» DIRECTIVE
Copy out all lines carrying the word "network".

►

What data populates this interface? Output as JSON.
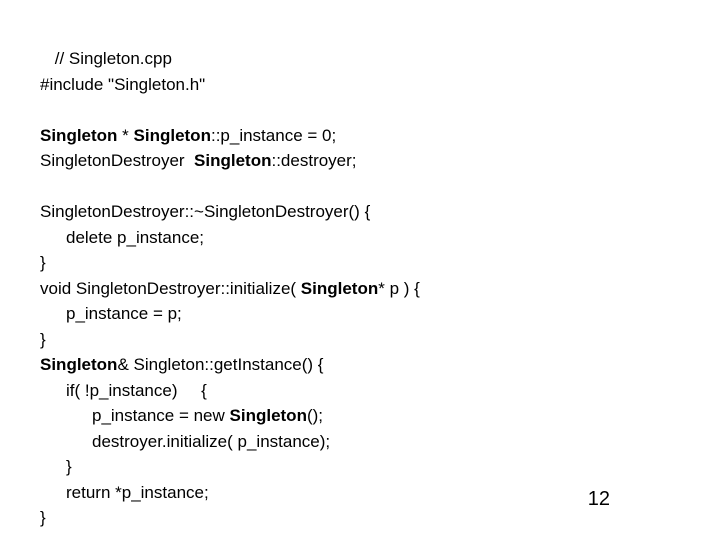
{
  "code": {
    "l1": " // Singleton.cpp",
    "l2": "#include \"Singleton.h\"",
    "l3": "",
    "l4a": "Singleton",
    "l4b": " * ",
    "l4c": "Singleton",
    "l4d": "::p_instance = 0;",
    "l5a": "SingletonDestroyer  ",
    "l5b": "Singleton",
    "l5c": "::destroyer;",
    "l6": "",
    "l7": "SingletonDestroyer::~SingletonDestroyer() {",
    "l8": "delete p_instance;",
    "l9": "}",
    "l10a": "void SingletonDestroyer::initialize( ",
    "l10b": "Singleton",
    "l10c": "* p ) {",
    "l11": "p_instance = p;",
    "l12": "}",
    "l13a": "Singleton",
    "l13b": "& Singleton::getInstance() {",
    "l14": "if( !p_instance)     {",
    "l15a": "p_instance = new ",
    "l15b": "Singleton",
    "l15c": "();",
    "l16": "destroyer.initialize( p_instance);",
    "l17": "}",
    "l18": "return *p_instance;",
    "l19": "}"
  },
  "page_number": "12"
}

◄
►

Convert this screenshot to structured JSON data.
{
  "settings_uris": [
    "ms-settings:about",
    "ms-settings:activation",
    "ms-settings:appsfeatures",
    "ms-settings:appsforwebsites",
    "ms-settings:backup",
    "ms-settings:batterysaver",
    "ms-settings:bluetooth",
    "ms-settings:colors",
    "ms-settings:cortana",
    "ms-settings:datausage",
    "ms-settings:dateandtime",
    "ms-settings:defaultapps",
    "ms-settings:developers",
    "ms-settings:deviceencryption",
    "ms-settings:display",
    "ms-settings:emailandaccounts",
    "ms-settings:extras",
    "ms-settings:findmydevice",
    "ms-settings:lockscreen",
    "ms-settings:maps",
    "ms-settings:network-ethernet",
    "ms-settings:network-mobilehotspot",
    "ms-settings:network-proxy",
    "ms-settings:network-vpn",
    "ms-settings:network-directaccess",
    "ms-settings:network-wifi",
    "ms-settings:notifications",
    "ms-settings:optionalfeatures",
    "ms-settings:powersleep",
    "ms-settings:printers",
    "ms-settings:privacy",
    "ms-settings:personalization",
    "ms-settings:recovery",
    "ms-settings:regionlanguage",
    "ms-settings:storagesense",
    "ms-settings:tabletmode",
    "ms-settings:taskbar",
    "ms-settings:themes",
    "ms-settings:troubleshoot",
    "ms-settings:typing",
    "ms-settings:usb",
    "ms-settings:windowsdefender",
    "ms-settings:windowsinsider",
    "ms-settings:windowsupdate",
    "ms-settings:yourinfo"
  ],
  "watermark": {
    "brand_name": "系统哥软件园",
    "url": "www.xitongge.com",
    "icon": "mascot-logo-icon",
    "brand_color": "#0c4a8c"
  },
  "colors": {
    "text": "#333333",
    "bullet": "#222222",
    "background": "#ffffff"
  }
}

◄

» OUTPUT OF THE TASK
    "ms-settings:network-ethernet",
    "ms-settings:network-mobilehotspot",
    "ms-settings:network-proxy",
    "ms-settings:network-vpn",
    "ms-settings:network-directaccess",
    "ms-settings:network-wifi",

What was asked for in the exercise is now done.